> _TASK INSTRUCTIONS_
For the data below, work out how many lines contain the word "JSON" and supply only that number.

********

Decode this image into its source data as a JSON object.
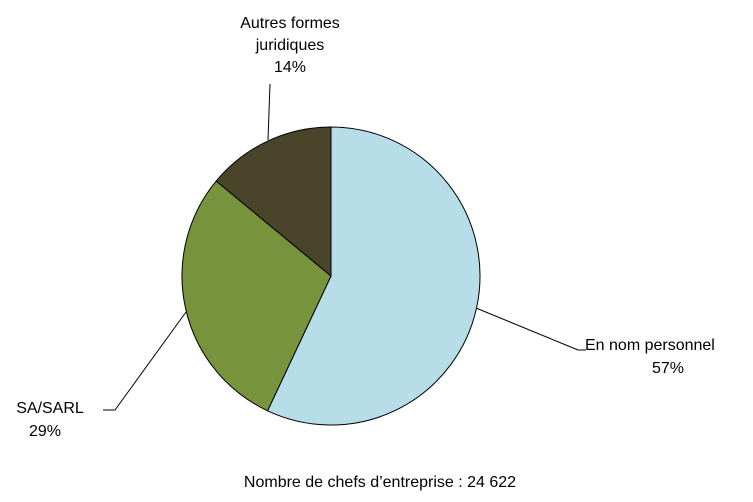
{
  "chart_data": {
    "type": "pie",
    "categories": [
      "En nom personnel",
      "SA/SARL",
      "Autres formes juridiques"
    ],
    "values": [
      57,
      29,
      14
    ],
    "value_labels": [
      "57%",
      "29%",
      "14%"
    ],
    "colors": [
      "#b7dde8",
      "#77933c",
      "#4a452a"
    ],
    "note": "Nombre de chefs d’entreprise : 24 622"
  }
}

********

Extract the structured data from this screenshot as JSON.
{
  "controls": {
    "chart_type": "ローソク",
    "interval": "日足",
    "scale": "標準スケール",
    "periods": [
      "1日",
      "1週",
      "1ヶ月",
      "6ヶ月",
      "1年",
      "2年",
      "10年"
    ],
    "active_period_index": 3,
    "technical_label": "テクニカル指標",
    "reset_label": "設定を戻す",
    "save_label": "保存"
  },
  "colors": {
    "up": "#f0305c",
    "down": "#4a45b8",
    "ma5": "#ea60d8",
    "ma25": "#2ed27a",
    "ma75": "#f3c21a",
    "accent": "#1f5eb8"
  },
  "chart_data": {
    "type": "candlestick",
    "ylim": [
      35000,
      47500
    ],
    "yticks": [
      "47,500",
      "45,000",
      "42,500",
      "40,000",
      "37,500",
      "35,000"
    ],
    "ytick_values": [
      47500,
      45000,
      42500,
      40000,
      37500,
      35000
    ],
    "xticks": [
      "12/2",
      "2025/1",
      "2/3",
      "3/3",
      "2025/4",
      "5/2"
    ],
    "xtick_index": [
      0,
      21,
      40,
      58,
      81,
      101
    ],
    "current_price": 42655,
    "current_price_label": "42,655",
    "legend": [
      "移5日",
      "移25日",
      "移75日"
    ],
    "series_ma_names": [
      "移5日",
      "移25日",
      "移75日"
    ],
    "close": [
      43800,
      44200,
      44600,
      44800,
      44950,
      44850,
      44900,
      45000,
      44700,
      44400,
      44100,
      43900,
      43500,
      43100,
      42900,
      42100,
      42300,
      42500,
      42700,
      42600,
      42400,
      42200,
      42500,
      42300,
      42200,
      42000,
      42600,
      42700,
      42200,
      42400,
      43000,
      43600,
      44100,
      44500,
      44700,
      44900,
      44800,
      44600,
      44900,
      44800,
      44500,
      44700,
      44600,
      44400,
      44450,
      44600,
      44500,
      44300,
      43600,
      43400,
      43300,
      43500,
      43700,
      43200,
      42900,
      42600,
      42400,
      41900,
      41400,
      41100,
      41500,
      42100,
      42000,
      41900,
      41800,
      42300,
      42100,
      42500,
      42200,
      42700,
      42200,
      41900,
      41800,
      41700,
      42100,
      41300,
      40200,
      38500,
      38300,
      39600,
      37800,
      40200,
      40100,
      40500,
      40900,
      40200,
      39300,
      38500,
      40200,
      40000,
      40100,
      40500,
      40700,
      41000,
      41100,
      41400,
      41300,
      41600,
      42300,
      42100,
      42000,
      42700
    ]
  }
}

********

> _COMPLETE ANSWER_
2